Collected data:

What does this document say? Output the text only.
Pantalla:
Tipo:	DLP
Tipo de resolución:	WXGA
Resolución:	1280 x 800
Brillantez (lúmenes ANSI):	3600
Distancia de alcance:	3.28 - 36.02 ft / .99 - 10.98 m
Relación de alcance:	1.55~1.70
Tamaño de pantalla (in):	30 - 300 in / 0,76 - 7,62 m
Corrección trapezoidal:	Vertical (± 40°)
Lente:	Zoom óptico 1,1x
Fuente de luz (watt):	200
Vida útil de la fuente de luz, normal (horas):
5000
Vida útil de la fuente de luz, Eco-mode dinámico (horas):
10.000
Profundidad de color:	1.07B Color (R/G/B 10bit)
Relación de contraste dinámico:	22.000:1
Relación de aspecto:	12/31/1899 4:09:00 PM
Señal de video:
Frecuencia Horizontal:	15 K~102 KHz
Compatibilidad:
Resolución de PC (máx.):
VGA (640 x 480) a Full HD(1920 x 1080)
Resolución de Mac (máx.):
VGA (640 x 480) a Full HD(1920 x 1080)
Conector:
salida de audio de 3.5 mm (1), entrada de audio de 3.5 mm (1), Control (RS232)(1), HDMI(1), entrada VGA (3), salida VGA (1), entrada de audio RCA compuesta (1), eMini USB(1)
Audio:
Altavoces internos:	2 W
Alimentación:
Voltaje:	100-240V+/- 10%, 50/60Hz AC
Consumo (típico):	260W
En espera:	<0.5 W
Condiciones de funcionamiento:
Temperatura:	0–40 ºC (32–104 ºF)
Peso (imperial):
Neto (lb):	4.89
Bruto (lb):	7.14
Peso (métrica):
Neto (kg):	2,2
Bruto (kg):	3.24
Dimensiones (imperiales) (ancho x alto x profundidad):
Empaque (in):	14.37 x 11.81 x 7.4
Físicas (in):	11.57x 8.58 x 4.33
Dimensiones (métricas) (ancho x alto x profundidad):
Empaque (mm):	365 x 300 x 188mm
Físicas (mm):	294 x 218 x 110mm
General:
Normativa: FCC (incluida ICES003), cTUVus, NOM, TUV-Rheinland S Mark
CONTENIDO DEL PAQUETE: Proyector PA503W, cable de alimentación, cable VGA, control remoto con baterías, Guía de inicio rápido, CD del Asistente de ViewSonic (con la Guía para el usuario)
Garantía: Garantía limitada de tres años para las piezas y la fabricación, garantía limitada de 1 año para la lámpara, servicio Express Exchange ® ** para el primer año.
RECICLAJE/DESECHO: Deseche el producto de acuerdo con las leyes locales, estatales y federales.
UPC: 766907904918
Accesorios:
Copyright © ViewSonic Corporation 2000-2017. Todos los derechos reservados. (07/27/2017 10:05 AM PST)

▶ _STATED PROBLEM_
Take the entries above and transcribe them in full.

▶ _EXERCISE RESPONSE_
What does this document say? Output the text only.
Pantalla:
Tipo:	DLP
Tipo de resolución:	WXGA
Resolución:	1280 x 800
Brillantez (lúmenes ANSI):	3600
Distancia de alcance:	3.28 - 36.02 ft / .99 - 10.98 m
Relación de alcance:	1.55~1.70
Tamaño de pantalla (in):	30 - 300 in / 0,76 - 7,62 m
Corrección trapezoidal:	Vertical (± 40°)
Lente:	Zoom óptico 1,1x
Fuente de luz (watt):	200
Vida útil de la fuente de luz, normal (horas):
5000
Vida útil de la fuente de luz, Eco-mode dinámico (horas):
10.000
Profundidad de color:	1.07B Color (R/G/B 10bit)
Relación de contraste dinámico:	22.000:1
Relación de aspecto:	12/31/1899 4:09:00 PM
Señal de video:
Frecuencia Horizontal:	15 K~102 KHz
Compatibilidad:
Resolución de PC (máx.):
VGA (640 x 480) a Full HD(1920 x 1080)
Resolución de Mac (máx.):
VGA (640 x 480) a Full HD(1920 x 1080)
Conector:
salida de audio de 3.5 mm (1), entrada de audio de 3.5 mm (1), Control (RS232)(1), HDMI(1), entrada VGA (3), salida VGA (1), entrada de audio RCA compuesta (1), eMini USB(1)
Audio:
Altavoces internos:	2 W
Alimentación:
Voltaje:	100-240V+/- 10%, 50/60Hz AC
Consumo (típico):	260W
En espera:	<0.5 W
Condiciones de funcionamiento:
Temperatura:	0–40 ºC (32–104 ºF)
Peso (imperial):
Neto (lb):	4.89
Bruto (lb):	7.14
Peso (métrica):
Neto (kg):	2,2
Bruto (kg):	3.24
Dimensiones (imperiales) (ancho x alto x profundidad):
Empaque (in):	14.37 x 11.81 x 7.4
Físicas (in):	11.57x 8.58 x 4.33
Dimensiones (métricas) (ancho x alto x profundidad):
Empaque (mm):	365 x 300 x 188mm
Físicas (mm):	294 x 218 x 110mm
General:
Normativa: FCC (incluida ICES003), cTUVus, NOM, TUV-Rheinland S Mark
CONTENIDO DEL PAQUETE: Proyector PA503W, cable de alimentación, cable VGA, control remoto con baterías, Guía de inicio rápido, CD del Asistente de ViewSonic (con la Guía para el usuario)
Garantía: Garantía limitada de tres años para las piezas y la fabricación, garantía limitada de 1 año para la lámpara, servicio Express Exchange ® ** para el primer año.
RECICLAJE/DESECHO: Deseche el producto de acuerdo con las leyes locales, estatales y federales.
UPC: 766907904918
Accesorios:
Copyright © ViewSonic Corporation 2000-2017. Todos los derechos reservados. (07/27/2017 10:05 AM PST)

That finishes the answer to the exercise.